Layout element annotations:
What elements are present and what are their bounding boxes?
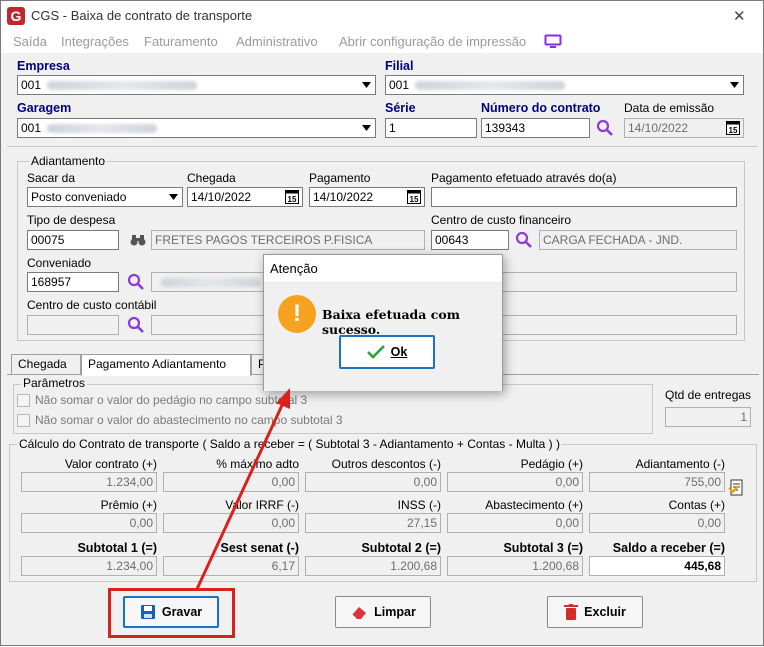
annotation-arrow [195, 388, 290, 590]
main-window: G CGS - Baixa de contrato de transporte … [0, 0, 764, 646]
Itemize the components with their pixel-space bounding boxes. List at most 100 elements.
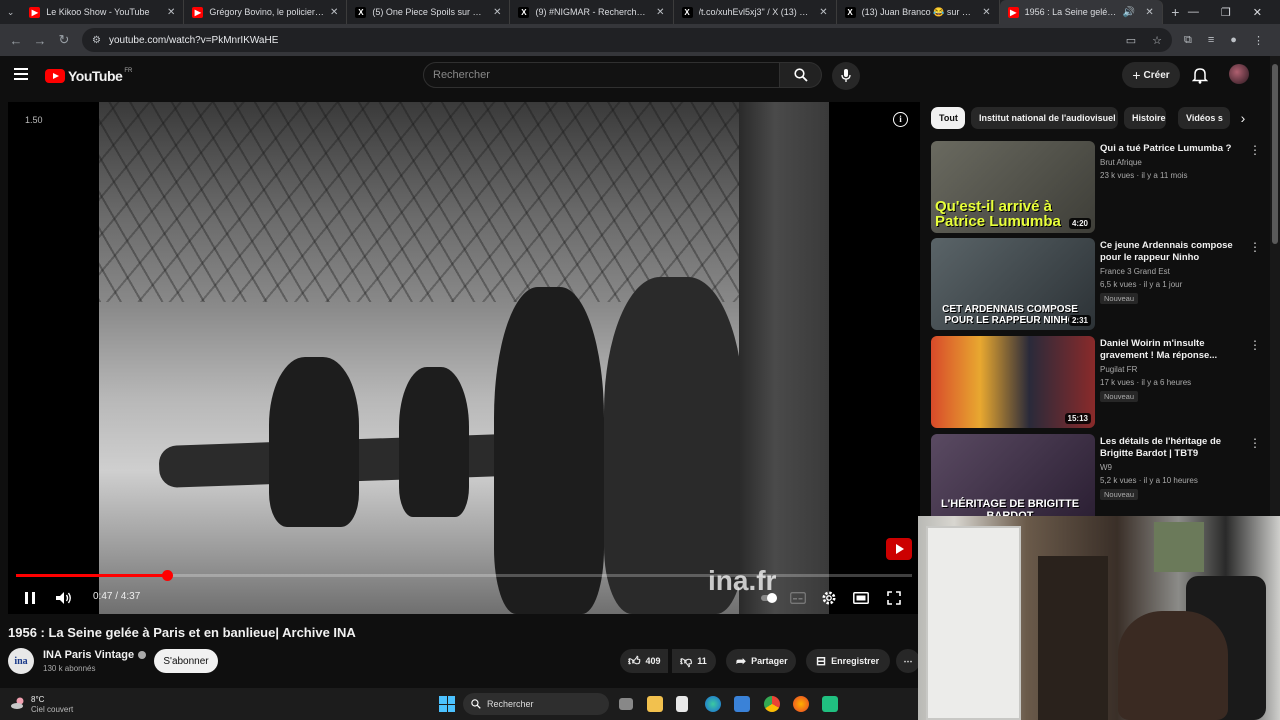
recommendation-item[interactable]: L'HÉRITAGE DE BRIGITTE BARDOT Les détail… <box>931 434 1261 526</box>
browser-menu-icon[interactable]: ⋮ <box>1253 34 1264 47</box>
browser-tab-active[interactable]: ▶ 1956 : La Seine gelée à Paris 🔊 ✕ <box>999 0 1163 24</box>
app-icon[interactable] <box>822 696 838 712</box>
chip-ina[interactable]: Institut national de l'audiovisuel <box>971 107 1118 129</box>
more-vertical-icon[interactable]: ⋮ <box>1249 241 1261 253</box>
more-vertical-icon[interactable]: ⋮ <box>1249 339 1261 351</box>
info-icon[interactable]: i <box>893 112 908 127</box>
weather-temperature[interactable]: 8°C <box>31 695 44 704</box>
settings-button[interactable] <box>820 588 838 608</box>
theater-mode-button[interactable] <box>852 588 870 608</box>
bookmark-star-icon[interactable]: ☆ <box>1152 34 1162 47</box>
channel-name-text[interactable]: INA Paris Vintage <box>43 649 134 661</box>
scrollbar-thumb[interactable] <box>1272 64 1278 244</box>
progress-bar[interactable] <box>16 570 912 581</box>
close-tab-icon[interactable]: ✕ <box>493 7 501 18</box>
microsoft-store-icon[interactable] <box>734 696 750 712</box>
extensions-icon[interactable]: ⧉ <box>1184 34 1192 47</box>
pause-button[interactable] <box>22 588 38 608</box>
video-player[interactable]: 1.50 i ina.fr 0:47 / 4:37 <box>8 102 920 614</box>
autoplay-toggle[interactable] <box>760 588 778 608</box>
recommendation-channel[interactable]: Pugilat FR <box>1100 365 1137 374</box>
close-tab-icon[interactable]: ✕ <box>1145 7 1153 18</box>
dislike-button[interactable]: 👎︎ 11 <box>672 649 716 673</box>
video-frame[interactable] <box>99 102 829 614</box>
file-explorer-icon[interactable] <box>647 696 663 712</box>
tab-search-chevron-icon[interactable]: ⌄ <box>0 0 21 24</box>
chevron-right-icon[interactable]: › <box>1236 110 1250 126</box>
more-actions-button[interactable]: ⋯ <box>896 649 920 673</box>
media-controls-icon[interactable]: ≡ <box>1208 34 1214 47</box>
weather-description[interactable]: Ciel couvert <box>31 705 73 714</box>
search-input[interactable]: Rechercher <box>423 62 780 88</box>
create-button[interactable]: + Créer <box>1122 62 1180 88</box>
recommendation-item[interactable]: Qu'est-il arrivé à Patrice Lumumba 4:20 … <box>931 141 1261 233</box>
thumbnail[interactable]: 15:13 <box>931 336 1095 428</box>
channel-name[interactable]: INA Paris Vintage <box>43 649 147 661</box>
youtube-logo[interactable]: YouTube FR <box>45 68 132 84</box>
browser-tab[interactable]: X /t.co/xuhEvl5xj3" / X فتحي (13) ✕ <box>674 0 837 24</box>
thumbnail[interactable]: L'HÉRITAGE DE BRIGITTE BARDOT <box>931 434 1095 526</box>
back-arrow-icon[interactable]: ← <box>4 33 28 48</box>
more-vertical-icon[interactable]: ⋮ <box>1249 144 1261 156</box>
recommendation-channel[interactable]: Brut Afrique <box>1100 158 1142 167</box>
account-avatar[interactable] <box>1229 64 1249 84</box>
chrome-icon[interactable] <box>764 696 780 712</box>
browser-tab[interactable]: ▶ Grégory Bovino, le policier qui ✕ <box>184 0 348 24</box>
voice-search-button[interactable] <box>832 62 860 90</box>
chip-all[interactable]: Tout <box>931 107 965 129</box>
thumbnail[interactable]: Qu'est-il arrivé à Patrice Lumumba 4:20 <box>931 141 1095 233</box>
save-button[interactable]: ⊟ Enregistrer <box>806 649 890 673</box>
url-bar[interactable]: ⚙ youtube.com/watch?v=PkMnrIKWaHE ▭ ☆ <box>82 28 1172 52</box>
close-tab-icon[interactable]: ✕ <box>330 7 338 18</box>
forward-arrow-icon[interactable]: → <box>28 33 52 48</box>
browser-tab[interactable]: X (5) One Piece Spoils sur X : "#O ✕ <box>347 0 511 24</box>
recommendation-title[interactable]: Qui a tué Patrice Lumumba ? <box>1100 143 1240 155</box>
subscribe-button[interactable]: S'abonner <box>154 649 218 673</box>
more-vertical-icon[interactable]: ⋮ <box>1249 437 1261 449</box>
close-tab-icon[interactable]: ✕ <box>819 7 827 18</box>
search-button[interactable] <box>780 62 822 88</box>
minimize-button[interactable]: — <box>1188 6 1199 19</box>
recommendation-channel[interactable]: W9 <box>1100 463 1112 472</box>
reload-icon[interactable]: ↻ <box>52 32 76 48</box>
edge-browser-icon[interactable] <box>705 696 721 712</box>
close-window-button[interactable]: ✕ <box>1253 6 1262 19</box>
close-tab-icon[interactable]: ✕ <box>656 7 664 18</box>
menu-icon[interactable] <box>14 68 28 80</box>
task-view-icon[interactable] <box>619 698 633 710</box>
volume-button[interactable] <box>54 588 74 608</box>
share-button[interactable]: ➦ Partager <box>726 649 796 673</box>
new-tab-button[interactable]: + <box>1163 4 1188 20</box>
subtitles-button[interactable] <box>789 588 807 608</box>
notifications-bell-icon[interactable] <box>1192 66 1208 84</box>
close-tab-icon[interactable]: ✕ <box>167 7 175 18</box>
browser-tab[interactable]: X (13) Juan Branco 😂 sur X : "@ ✕ <box>837 0 1000 24</box>
channel-branding-icon[interactable] <box>886 538 912 560</box>
channel-avatar[interactable]: ina <box>8 648 34 674</box>
profile-icon[interactable]: ● <box>1230 34 1237 47</box>
recommendation-channel[interactable]: France 3 Grand Est <box>1100 267 1170 276</box>
weather-cloud-icon[interactable] <box>10 696 26 710</box>
fullscreen-button[interactable] <box>885 588 903 608</box>
browser-tab[interactable]: X (9) #NIGMAR - Recherche / X ✕ <box>510 0 674 24</box>
maximize-button[interactable]: ❐ <box>1221 6 1231 19</box>
cast-icon[interactable]: ▭ <box>1126 34 1136 47</box>
url-text[interactable]: youtube.com/watch?v=PkMnrIKWaHE <box>109 35 278 46</box>
notepad-icon[interactable] <box>676 696 688 712</box>
firefox-icon[interactable] <box>793 696 809 712</box>
windows-start-icon[interactable] <box>439 696 455 712</box>
recommendation-title[interactable]: Ce jeune Ardennais compose pour le rappe… <box>1100 240 1240 264</box>
like-button[interactable]: 👍︎ 409 <box>620 649 668 673</box>
recommendation-item[interactable]: 15:13 Daniel Woirin m'insulte gravement … <box>931 336 1261 428</box>
browser-tab[interactable]: ▶ Le Kikoo Show - YouTube ✕ <box>21 0 185 24</box>
thumbnail[interactable]: CET ARDENNAIS COMPOSE POUR LE RAPPEUR NI… <box>931 238 1095 330</box>
site-info-icon[interactable]: ⚙ <box>92 35 101 46</box>
close-tab-icon[interactable]: ✕ <box>982 7 990 18</box>
speaker-icon[interactable]: 🔊 <box>1123 7 1135 18</box>
recommendation-title[interactable]: Les détails de l'héritage de Brigitte Ba… <box>1100 436 1240 460</box>
recommendation-item[interactable]: CET ARDENNAIS COMPOSE POUR LE RAPPEUR NI… <box>931 238 1261 330</box>
chip-histoire[interactable]: Histoire <box>1124 107 1166 129</box>
taskbar-search-input[interactable]: Rechercher <box>463 693 609 715</box>
recommendation-title[interactable]: Daniel Woirin m'insulte gravement ! Ma r… <box>1100 338 1240 362</box>
chip-videos[interactable]: Vidéos s <box>1178 107 1230 129</box>
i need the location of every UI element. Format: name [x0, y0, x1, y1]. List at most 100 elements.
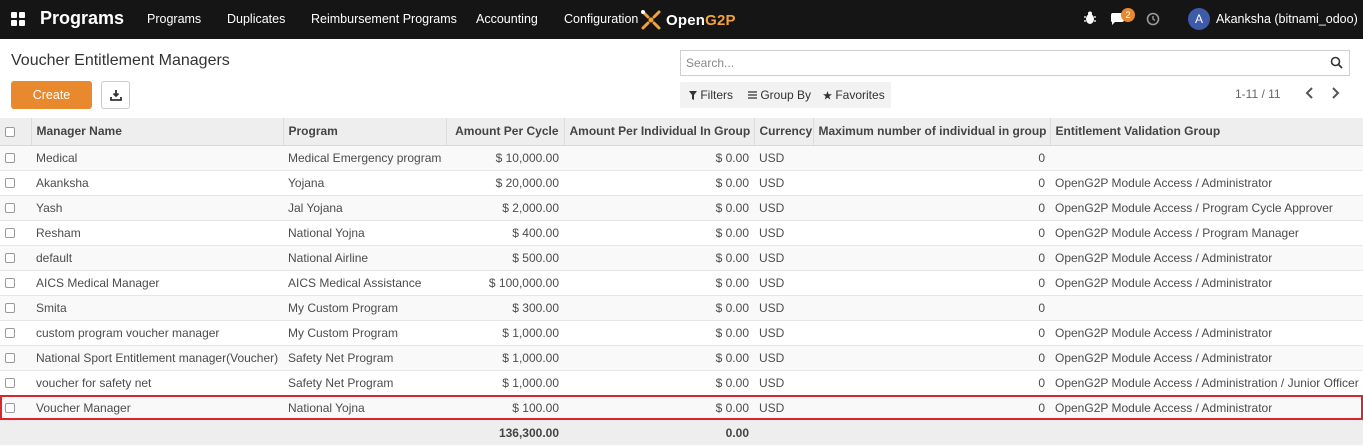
row-select-cell[interactable] [0, 170, 31, 196]
select-all-header[interactable] [0, 118, 31, 146]
amount-per-cycle-cell: $ 1,000.00 [446, 370, 564, 396]
menu-programs[interactable]: Programs [147, 12, 201, 26]
menu-reimbursement-programs[interactable]: Reimbursement Programs [311, 12, 457, 26]
search-input[interactable] [681, 51, 1321, 75]
menu-accounting[interactable]: Accounting [476, 12, 538, 26]
debug-bug-icon[interactable] [1083, 10, 1097, 26]
table-row[interactable]: voucher for safety net Safety Net Program… [0, 370, 1363, 396]
table-row[interactable]: National Sport Entitlement manager(Vouch… [0, 345, 1363, 371]
download-icon [109, 90, 122, 101]
row-select-cell[interactable] [0, 295, 31, 321]
row-select-cell[interactable] [0, 270, 31, 296]
row-select-cell[interactable] [0, 370, 31, 396]
apps-menu-icon[interactable] [11, 12, 25, 26]
row-checkbox[interactable] [5, 203, 15, 214]
program-cell: My Custom Program [283, 320, 446, 346]
amount-per-cycle-cell: $ 100.00 [446, 395, 564, 421]
page-title: Voucher Entitlement Managers [11, 52, 230, 69]
row-checkbox[interactable] [5, 403, 15, 414]
user-avatar[interactable]: A [1188, 8, 1210, 30]
row-checkbox[interactable] [5, 328, 15, 339]
validation-group-cell: OpenG2P Module Access / Program Manager [1050, 220, 1363, 246]
manager-name-cell: Resham [31, 220, 283, 246]
amount-per-individual-cell: $ 0.00 [564, 345, 754, 371]
export-button[interactable] [101, 81, 130, 109]
column-manager-name[interactable]: Manager Name [30, 118, 283, 146]
total-amount-per-cycle: 136,300.00 [446, 420, 564, 445]
table-row[interactable]: default National Airline $ 500.00 $ 0.00 USD… [0, 245, 1363, 271]
top-navbar: Programs Programs Duplicates Reimburseme… [0, 0, 1363, 39]
amount-per-individual-cell: $ 0.00 [564, 295, 754, 321]
manager-name-cell: Medical [31, 145, 283, 171]
table-row[interactable]: custom program voucher manager My Custom … [0, 320, 1363, 346]
currency-cell: USD [754, 170, 813, 196]
table-row[interactable]: Yash Jal Yojana $ 2,000.00 $ 0.00 USD 0 OpenG2… [0, 195, 1363, 221]
validation-group-cell [1050, 145, 1363, 171]
program-cell: Jal Yojana [283, 195, 446, 221]
table-row[interactable]: Resham National Yojna $ 400.00 $ 0.00 USD 0 Op… [0, 220, 1363, 246]
amount-per-cycle-cell: $ 1,000.00 [446, 345, 564, 371]
amount-per-cycle-cell: $ 500.00 [446, 245, 564, 271]
amount-per-individual-cell: $ 0.00 [564, 145, 754, 171]
amount-per-individual-cell: $ 0.00 [564, 395, 754, 421]
row-checkbox[interactable] [5, 178, 15, 189]
column-max-individuals[interactable]: Maximum number of individual in group [812, 118, 1050, 146]
manager-name-cell: custom program voucher manager [31, 320, 283, 346]
pager-value[interactable]: 1-11 / 11 [1235, 87, 1281, 101]
pager-next-icon[interactable] [1327, 85, 1343, 101]
table-row[interactable]: AICS Medical Manager AICS Medical Assista… [0, 270, 1363, 296]
table-row[interactable]: Medical Medical Emergency program $ 10,000… [0, 145, 1363, 171]
program-cell: National Yojna [283, 395, 446, 421]
row-checkbox[interactable] [5, 153, 15, 164]
row-checkbox[interactable] [5, 253, 15, 264]
column-amount-per-individual[interactable]: Amount Per Individual In Group [563, 118, 754, 146]
user-menu[interactable]: Akanksha (bitnami_odoo) [1216, 12, 1358, 26]
row-checkbox[interactable] [5, 353, 15, 364]
row-checkbox[interactable] [5, 378, 15, 389]
group-by-toggle[interactable]: Group By [748, 88, 811, 102]
column-currency[interactable]: Currency [753, 118, 813, 146]
row-select-cell[interactable] [0, 195, 31, 221]
favorites-toggle[interactable]: Favorites [823, 88, 885, 102]
row-checkbox[interactable] [5, 278, 15, 289]
select-all-checkbox[interactable] [5, 127, 15, 138]
column-program[interactable]: Program [282, 118, 446, 146]
search-options-bar: Filters Group By Favorites [680, 82, 891, 108]
activity-clock-icon[interactable] [1146, 12, 1160, 26]
pager-previous-icon[interactable] [1302, 85, 1318, 101]
manager-name-cell: Smita [31, 295, 283, 321]
table-row[interactable]: Voucher Manager National Yojna $ 100.00 $ 0… [0, 395, 1363, 421]
row-select-cell[interactable] [0, 220, 31, 246]
row-select-cell[interactable] [0, 345, 31, 371]
menu-duplicates[interactable]: Duplicates [227, 12, 285, 26]
validation-group-cell: OpenG2P Module Access / Administrator [1050, 345, 1363, 371]
row-select-cell[interactable] [0, 320, 31, 346]
validation-group-cell: OpenG2P Module Access / Program Cycle Ap… [1050, 195, 1363, 221]
max-individuals-cell: 0 [813, 370, 1050, 396]
row-checkbox[interactable] [5, 303, 15, 314]
validation-group-cell: OpenG2P Module Access / Administrator [1050, 320, 1363, 346]
menu-configuration[interactable]: Configuration [564, 12, 638, 26]
column-validation-group[interactable]: Entitlement Validation Group [1049, 118, 1363, 146]
amount-per-individual-cell: $ 0.00 [564, 195, 754, 221]
search-icon[interactable] [1330, 56, 1343, 69]
max-individuals-cell: 0 [813, 270, 1050, 296]
row-checkbox[interactable] [5, 228, 15, 239]
table-row[interactable]: Smita My Custom Program $ 300.00 $ 0.00 USD 0 [0, 295, 1363, 321]
create-button[interactable]: Create [11, 81, 92, 109]
currency-cell: USD [754, 395, 813, 421]
table-row[interactable]: Akanksha Yojana $ 20,000.00 $ 0.00 USD 0 OpenG… [0, 170, 1363, 196]
currency-cell: USD [754, 220, 813, 246]
filters-toggle[interactable]: Filters [689, 88, 733, 102]
column-amount-per-cycle[interactable]: Amount Per Cycle [445, 118, 564, 146]
app-brand[interactable]: Programs [40, 8, 124, 29]
row-select-cell[interactable] [0, 395, 31, 421]
max-individuals-cell: 0 [813, 345, 1050, 371]
message-count-badge: 2 [1121, 8, 1135, 22]
max-individuals-cell: 0 [813, 170, 1050, 196]
amount-per-cycle-cell: $ 2,000.00 [446, 195, 564, 221]
row-select-cell[interactable] [0, 245, 31, 271]
openg2p-logo-icon [641, 10, 661, 30]
currency-cell: USD [754, 370, 813, 396]
row-select-cell[interactable] [0, 145, 31, 171]
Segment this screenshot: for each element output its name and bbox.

What is asked: How many lines in the records above contain the string "text"? Reply with the number alone.

Exercise result: 2